══ WORKING DATA ══

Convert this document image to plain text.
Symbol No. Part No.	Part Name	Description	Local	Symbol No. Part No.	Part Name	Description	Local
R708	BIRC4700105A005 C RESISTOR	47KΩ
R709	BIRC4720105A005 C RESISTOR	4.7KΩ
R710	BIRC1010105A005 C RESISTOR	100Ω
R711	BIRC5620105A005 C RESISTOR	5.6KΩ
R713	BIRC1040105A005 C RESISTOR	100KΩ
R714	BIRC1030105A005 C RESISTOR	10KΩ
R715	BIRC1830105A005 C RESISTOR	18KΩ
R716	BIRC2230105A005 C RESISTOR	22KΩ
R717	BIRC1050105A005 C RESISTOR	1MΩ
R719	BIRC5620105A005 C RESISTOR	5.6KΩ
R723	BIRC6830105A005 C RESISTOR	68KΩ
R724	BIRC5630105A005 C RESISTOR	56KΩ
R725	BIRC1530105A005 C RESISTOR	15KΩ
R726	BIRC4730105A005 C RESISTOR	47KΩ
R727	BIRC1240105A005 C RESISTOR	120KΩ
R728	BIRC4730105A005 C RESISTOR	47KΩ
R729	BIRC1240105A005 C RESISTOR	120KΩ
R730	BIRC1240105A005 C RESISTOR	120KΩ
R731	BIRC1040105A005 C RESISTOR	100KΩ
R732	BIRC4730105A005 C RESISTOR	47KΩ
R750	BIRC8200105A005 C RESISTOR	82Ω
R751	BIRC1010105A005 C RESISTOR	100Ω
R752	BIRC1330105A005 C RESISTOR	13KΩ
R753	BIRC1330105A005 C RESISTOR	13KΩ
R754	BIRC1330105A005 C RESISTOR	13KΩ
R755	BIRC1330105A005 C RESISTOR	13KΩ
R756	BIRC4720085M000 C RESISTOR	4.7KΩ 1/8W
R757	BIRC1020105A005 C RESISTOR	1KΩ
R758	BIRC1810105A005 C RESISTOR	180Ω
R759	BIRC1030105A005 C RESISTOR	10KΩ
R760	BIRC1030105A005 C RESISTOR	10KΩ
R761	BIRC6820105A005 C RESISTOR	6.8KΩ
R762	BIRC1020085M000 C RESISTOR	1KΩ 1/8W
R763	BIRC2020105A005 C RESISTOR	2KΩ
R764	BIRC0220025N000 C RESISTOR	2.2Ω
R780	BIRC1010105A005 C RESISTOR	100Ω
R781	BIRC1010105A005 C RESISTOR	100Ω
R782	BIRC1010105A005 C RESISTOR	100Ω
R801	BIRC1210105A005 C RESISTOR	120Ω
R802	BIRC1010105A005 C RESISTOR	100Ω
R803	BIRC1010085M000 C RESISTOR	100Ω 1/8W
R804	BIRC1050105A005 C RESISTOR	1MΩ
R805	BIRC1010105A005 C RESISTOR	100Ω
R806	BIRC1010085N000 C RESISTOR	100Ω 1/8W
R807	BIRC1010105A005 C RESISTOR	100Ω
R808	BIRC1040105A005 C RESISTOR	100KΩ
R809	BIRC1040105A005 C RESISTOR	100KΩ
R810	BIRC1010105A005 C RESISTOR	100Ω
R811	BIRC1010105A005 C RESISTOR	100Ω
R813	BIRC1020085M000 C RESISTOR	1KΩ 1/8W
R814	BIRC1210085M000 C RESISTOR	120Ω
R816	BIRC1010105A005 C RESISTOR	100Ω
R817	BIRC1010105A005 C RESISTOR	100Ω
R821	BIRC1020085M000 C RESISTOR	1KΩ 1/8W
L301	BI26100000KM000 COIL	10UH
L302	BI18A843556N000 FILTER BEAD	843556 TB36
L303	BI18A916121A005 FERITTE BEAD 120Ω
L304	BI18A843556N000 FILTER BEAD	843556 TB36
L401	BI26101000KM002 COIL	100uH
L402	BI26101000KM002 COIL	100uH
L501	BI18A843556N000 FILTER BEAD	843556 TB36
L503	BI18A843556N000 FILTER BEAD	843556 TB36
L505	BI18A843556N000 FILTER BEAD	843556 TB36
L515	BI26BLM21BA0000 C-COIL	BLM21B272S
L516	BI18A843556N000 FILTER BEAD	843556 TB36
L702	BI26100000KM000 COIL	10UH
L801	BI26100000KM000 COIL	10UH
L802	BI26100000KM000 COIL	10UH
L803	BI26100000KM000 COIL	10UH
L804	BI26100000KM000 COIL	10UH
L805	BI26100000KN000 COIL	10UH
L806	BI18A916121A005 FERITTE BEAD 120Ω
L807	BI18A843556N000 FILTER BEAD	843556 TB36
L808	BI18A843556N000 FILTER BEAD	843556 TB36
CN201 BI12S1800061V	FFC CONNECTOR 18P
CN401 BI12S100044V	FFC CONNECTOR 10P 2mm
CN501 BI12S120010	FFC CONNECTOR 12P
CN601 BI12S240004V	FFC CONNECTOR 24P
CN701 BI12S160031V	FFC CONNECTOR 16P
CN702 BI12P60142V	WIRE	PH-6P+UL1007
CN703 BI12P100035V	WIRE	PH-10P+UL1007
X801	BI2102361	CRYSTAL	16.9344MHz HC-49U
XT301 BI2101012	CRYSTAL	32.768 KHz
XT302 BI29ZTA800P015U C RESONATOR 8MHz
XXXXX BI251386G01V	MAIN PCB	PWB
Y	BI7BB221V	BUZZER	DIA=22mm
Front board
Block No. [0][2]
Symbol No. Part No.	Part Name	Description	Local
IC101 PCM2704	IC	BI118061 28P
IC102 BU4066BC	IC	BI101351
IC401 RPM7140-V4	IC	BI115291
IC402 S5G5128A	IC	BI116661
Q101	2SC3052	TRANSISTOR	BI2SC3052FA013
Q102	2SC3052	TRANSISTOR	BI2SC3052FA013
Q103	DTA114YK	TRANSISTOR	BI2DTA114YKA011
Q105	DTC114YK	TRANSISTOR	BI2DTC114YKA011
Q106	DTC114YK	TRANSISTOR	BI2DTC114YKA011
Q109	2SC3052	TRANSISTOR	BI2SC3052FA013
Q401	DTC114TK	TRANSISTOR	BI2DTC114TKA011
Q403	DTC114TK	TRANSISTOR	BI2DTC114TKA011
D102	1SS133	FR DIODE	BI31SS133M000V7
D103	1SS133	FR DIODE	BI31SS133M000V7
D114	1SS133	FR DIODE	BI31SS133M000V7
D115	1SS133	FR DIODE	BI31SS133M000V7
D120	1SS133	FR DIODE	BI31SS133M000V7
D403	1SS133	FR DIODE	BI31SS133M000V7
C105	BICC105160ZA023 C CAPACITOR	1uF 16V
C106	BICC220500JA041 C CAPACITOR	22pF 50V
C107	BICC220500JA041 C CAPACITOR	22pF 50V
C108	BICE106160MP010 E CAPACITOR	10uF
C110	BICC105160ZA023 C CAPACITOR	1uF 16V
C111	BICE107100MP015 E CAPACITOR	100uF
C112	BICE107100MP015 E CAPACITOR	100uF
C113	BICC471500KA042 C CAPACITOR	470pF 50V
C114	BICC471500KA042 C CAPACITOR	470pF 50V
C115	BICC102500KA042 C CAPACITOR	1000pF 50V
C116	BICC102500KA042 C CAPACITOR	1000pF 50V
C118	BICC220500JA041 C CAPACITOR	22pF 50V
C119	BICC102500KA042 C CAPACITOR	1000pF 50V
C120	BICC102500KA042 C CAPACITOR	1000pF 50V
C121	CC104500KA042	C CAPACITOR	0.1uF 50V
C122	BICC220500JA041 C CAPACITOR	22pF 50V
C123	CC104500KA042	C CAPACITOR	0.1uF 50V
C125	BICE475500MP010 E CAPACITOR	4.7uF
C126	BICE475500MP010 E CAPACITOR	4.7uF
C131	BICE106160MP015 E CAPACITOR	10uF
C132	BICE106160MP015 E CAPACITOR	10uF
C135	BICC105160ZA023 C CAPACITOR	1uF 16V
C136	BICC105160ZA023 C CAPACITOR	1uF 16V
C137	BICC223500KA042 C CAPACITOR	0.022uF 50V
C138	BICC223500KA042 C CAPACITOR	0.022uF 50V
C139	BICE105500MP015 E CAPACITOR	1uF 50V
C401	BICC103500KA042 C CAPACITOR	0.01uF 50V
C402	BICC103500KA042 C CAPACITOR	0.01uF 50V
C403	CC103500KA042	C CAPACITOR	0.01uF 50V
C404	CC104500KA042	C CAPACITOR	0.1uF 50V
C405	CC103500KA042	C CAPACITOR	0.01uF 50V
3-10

═══

[WHAT IS NEEDED]
Show the lines of the data that hold the word "COIL".

[WRITTEN RESPONSE]
L301	BI26100000KM000 COIL	10UH
L401	BI26101000KM002 COIL	100uH
L402	BI26101000KM002 COIL	100uH
L515	BI26BLM21BA0000 C-COIL	BLM21B272S
L702	BI26100000KM000 COIL	10UH
L801	BI26100000KM000 COIL	10UH
L802	BI26100000KM000 COIL	10UH
L803	BI26100000KM000 COIL	10UH
L804	BI26100000KM000 COIL	10UH
L805	BI26100000KN000 COIL	10UH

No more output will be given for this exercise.